* **WHAT IS ASKED**: What follows is a listing. Return every line of it exactly.

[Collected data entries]
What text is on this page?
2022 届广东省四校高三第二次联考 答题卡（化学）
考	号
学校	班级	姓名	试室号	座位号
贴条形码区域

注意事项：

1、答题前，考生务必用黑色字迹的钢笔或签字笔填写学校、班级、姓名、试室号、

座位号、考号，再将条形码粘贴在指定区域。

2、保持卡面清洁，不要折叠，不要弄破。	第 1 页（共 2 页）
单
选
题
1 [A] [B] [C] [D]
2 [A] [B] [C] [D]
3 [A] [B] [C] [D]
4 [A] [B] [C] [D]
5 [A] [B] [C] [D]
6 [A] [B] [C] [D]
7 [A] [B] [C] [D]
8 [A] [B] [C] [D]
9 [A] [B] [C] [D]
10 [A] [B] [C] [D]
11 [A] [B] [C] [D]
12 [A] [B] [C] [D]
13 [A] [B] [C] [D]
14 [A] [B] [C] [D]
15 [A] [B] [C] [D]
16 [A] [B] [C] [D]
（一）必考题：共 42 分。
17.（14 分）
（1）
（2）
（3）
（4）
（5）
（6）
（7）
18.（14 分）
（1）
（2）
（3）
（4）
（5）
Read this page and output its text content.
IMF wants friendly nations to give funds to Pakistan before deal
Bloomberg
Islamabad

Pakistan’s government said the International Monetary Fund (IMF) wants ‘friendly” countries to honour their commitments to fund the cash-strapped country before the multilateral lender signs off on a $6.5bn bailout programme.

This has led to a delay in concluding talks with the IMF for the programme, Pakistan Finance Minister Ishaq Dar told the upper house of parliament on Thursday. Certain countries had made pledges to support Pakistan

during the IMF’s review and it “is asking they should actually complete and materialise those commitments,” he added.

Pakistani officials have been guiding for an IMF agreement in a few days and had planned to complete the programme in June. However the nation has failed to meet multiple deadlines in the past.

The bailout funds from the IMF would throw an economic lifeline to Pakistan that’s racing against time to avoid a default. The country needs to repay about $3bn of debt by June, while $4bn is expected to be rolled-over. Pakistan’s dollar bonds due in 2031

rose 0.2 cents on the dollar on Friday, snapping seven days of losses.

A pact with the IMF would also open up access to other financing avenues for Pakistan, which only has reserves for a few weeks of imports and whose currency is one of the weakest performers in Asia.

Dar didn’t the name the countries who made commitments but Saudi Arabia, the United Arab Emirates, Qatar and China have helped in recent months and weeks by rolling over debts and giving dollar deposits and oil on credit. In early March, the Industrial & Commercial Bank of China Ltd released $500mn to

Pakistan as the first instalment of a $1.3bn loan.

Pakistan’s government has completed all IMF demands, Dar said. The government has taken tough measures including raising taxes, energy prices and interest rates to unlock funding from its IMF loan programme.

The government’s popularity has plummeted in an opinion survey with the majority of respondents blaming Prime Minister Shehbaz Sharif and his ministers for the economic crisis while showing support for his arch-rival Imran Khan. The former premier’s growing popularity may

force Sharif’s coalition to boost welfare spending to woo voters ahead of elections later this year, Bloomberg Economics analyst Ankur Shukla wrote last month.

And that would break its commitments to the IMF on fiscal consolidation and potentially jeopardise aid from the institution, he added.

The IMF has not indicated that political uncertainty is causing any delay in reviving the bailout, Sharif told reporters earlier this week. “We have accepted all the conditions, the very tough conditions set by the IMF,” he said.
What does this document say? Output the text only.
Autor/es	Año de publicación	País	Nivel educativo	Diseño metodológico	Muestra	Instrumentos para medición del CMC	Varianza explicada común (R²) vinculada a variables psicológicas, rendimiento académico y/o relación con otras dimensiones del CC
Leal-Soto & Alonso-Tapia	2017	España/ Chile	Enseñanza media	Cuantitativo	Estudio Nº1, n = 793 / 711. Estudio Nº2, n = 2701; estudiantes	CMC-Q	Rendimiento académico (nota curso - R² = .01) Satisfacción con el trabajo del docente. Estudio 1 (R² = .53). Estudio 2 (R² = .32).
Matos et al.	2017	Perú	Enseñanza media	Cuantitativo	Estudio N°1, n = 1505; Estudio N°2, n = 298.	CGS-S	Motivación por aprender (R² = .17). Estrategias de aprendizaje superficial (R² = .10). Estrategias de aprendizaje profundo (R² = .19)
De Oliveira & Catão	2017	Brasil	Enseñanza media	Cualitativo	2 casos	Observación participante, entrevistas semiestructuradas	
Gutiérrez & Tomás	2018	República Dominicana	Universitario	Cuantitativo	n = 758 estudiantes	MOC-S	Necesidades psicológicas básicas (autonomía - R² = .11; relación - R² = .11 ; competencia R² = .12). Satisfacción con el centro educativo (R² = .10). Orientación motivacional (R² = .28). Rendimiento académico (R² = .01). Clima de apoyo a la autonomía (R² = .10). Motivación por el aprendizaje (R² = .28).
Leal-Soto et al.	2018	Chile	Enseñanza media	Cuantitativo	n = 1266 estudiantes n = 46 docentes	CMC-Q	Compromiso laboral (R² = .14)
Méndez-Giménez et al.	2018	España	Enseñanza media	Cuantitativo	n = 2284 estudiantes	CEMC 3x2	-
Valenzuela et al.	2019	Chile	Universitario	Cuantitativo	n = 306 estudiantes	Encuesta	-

* **TASK RESULT**:
What text is on this page?
2022 届广东省四校高三第二次联考 答题卡（化学）
考	号
学校	班级	姓名	试室号	座位号
贴条形码区域

注意事项：

1、答题前，考生务必用黑色字迹的钢笔或签字笔填写学校、班级、姓名、试室号、

座位号、考号，再将条形码粘贴在指定区域。

2、保持卡面清洁，不要折叠，不要弄破。	第 1 页（共 2 页）
单
选
题
1 [A] [B] [C] [D]
2 [A] [B] [C] [D]
3 [A] [B] [C] [D]
4 [A] [B] [C] [D]
5 [A] [B] [C] [D]
6 [A] [B] [C] [D]
7 [A] [B] [C] [D]
8 [A] [B] [C] [D]
9 [A] [B] [C] [D]
10 [A] [B] [C] [D]
11 [A] [B] [C] [D]
12 [A] [B] [C] [D]
13 [A] [B] [C] [D]
14 [A] [B] [C] [D]
15 [A] [B] [C] [D]
16 [A] [B] [C] [D]
（一）必考题：共 42 分。
17.（14 分）
（1）
（2）
（3）
（4）
（5）
（6）
（7）
18.（14 分）
（1）
（2）
（3）
（4）
（5）
Read this page and output its text content.
IMF wants friendly nations to give funds to Pakistan before deal
Bloomberg
Islamabad

Pakistan’s government said the International Monetary Fund (IMF) wants ‘friendly” countries to honour their commitments to fund the cash-strapped country before the multilateral lender signs off on a $6.5bn bailout programme.

This has led to a delay in concluding talks with the IMF for the programme, Pakistan Finance Minister Ishaq Dar told the upper house of parliament on Thursday. Certain countries had made pledges to support Pakistan

during the IMF’s review and it “is asking they should actually complete and materialise those commitments,” he added.

Pakistani officials have been guiding for an IMF agreement in a few days and had planned to complete the programme in June. However the nation has failed to meet multiple deadlines in the past.

The bailout funds from the IMF would throw an economic lifeline to Pakistan that’s racing against time to avoid a default. The country needs to repay about $3bn of debt by June, while $4bn is expected to be rolled-over. Pakistan’s dollar bonds due in 2031

rose 0.2 cents on the dollar on Friday, snapping seven days of losses.

A pact with the IMF would also open up access to other financing avenues for Pakistan, which only has reserves for a few weeks of imports and whose currency is one of the weakest performers in Asia.

Dar didn’t the name the countries who made commitments but Saudi Arabia, the United Arab Emirates, Qatar and China have helped in recent months and weeks by rolling over debts and giving dollar deposits and oil on credit. In early March, the Industrial & Commercial Bank of China Ltd released $500mn to

Pakistan as the first instalment of a $1.3bn loan.

Pakistan’s government has completed all IMF demands, Dar said. The government has taken tough measures including raising taxes, energy prices and interest rates to unlock funding from its IMF loan programme.

The government’s popularity has plummeted in an opinion survey with the majority of respondents blaming Prime Minister Shehbaz Sharif and his ministers for the economic crisis while showing support for his arch-rival Imran Khan. The former premier’s growing popularity may

force Sharif’s coalition to boost welfare spending to woo voters ahead of elections later this year, Bloomberg Economics analyst Ankur Shukla wrote last month.

And that would break its commitments to the IMF on fiscal consolidation and potentially jeopardise aid from the institution, he added.

The IMF has not indicated that political uncertainty is causing any delay in reviving the bailout, Sharif told reporters earlier this week. “We have accepted all the conditions, the very tough conditions set by the IMF,” he said.
What does this document say? Output the text only.
Autor/es	Año de publicación	País	Nivel educativo	Diseño metodológico	Muestra	Instrumentos para medición del CMC	Varianza explicada común (R²) vinculada a variables psicológicas, rendimiento académico y/o relación con otras dimensiones del CC
Leal-Soto & Alonso-Tapia	2017	España/ Chile	Enseñanza media	Cuantitativo	Estudio Nº1, n = 793 / 711. Estudio Nº2, n = 2701; estudiantes	CMC-Q	Rendimiento académico (nota curso - R² = .01) Satisfacción con el trabajo del docente. Estudio 1 (R² = .53). Estudio 2 (R² = .32).
Matos et al.	2017	Perú	Enseñanza media	Cuantitativo	Estudio N°1, n = 1505; Estudio N°2, n = 298.	CGS-S	Motivación por aprender (R² = .17). Estrategias de aprendizaje superficial (R² = .10). Estrategias de aprendizaje profundo (R² = .19)
De Oliveira & Catão	2017	Brasil	Enseñanza media	Cualitativo	2 casos	Observación participante, entrevistas semiestructuradas	
Gutiérrez & Tomás	2018	República Dominicana	Universitario	Cuantitativo	n = 758 estudiantes	MOC-S	Necesidades psicológicas básicas (autonomía - R² = .11; relación - R² = .11 ; competencia R² = .12). Satisfacción con el centro educativo (R² = .10). Orientación motivacional (R² = .28). Rendimiento académico (R² = .01). Clima de apoyo a la autonomía (R² = .10). Motivación por el aprendizaje (R² = .28).
Leal-Soto et al.	2018	Chile	Enseñanza media	Cuantitativo	n = 1266 estudiantes n = 46 docentes	CMC-Q	Compromiso laboral (R² = .14)
Méndez-Giménez et al.	2018	España	Enseñanza media	Cuantitativo	n = 2284 estudiantes	CEMC 3x2	-
Valenzuela et al.	2019	Chile	Universitario	Cuantitativo	n = 306 estudiantes	Encuesta	-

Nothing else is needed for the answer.